## TASK
Copy the data word for word, keeping every line.

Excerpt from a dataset

•••

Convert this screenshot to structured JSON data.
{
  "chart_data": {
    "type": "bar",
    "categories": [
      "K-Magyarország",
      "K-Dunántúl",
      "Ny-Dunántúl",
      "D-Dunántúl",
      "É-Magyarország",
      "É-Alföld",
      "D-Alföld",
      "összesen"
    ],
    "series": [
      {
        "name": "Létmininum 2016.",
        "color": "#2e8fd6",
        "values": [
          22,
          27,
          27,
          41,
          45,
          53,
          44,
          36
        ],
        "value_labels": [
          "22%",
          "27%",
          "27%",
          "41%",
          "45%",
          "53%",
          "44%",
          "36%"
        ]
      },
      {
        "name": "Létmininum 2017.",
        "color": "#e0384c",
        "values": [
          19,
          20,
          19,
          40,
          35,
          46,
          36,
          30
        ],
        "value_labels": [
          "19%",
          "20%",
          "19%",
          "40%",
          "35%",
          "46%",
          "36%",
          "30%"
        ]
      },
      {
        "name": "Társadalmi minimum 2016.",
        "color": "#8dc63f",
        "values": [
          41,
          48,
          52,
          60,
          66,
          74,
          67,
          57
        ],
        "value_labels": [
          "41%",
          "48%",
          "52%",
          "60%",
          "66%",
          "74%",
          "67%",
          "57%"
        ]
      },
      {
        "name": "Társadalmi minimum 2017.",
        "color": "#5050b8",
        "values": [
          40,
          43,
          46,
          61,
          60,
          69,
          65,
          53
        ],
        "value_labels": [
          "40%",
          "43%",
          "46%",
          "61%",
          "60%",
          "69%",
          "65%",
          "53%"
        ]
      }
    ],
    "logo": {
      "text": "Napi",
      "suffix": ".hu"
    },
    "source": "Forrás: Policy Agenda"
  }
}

•••

## WRITTEN ANSWER
Convert this screenshot to structured JSON data.
{
  "chart_data": {
    "type": "bar",
    "categories": [
      "K-Magyarország",
      "K-Dunántúl",
      "Ny-Dunántúl",
      "D-Dunántúl",
      "É-Magyarország",
      "É-Alföld",
      "D-Alföld",
      "összesen"
    ],
    "series": [
      {
        "name": "Létmininum 2016.",
        "color": "#2e8fd6",
        "values": [
          22,
          27,
          27,
          41,
          45,
          53,
          44,
          36
        ],
        "value_labels": [
          "22%",
          "27%",
          "27%",
          "41%",
          "45%",
          "53%",
          "44%",
          "36%"
        ]
      },
      {
        "name": "Létmininum 2017.",
        "color": "#e0384c",
        "values": [
          19,
          20,
          19,
          40,
          35,
          46,
          36,
          30
        ],
        "value_labels": [
          "19%",
          "20%",
          "19%",
          "40%",
          "35%",
          "46%",
          "36%",
          "30%"
        ]
      },
      {
        "name": "Társadalmi minimum 2016.",
        "color": "#8dc63f",
        "values": [
          41,
          48,
          52,
          60,
          66,
          74,
          67,
          57
        ],
        "value_labels": [
          "41%",
          "48%",
          "52%",
          "60%",
          "66%",
          "74%",
          "67%",
          "57%"
        ]
      },
      {
        "name": "Társadalmi minimum 2017.",
        "color": "#5050b8",
        "values": [
          40,
          43,
          46,
          61,
          60,
          69,
          65,
          53
        ],
        "value_labels": [
          "40%",
          "43%",
          "46%",
          "61%",
          "60%",
          "69%",
          "65%",
          "53%"
        ]
      }
    ],
    "logo": {
      "text": "Napi",
      "suffix": ".hu"
    },
    "source": "Forrás: Policy Agenda"
  }
}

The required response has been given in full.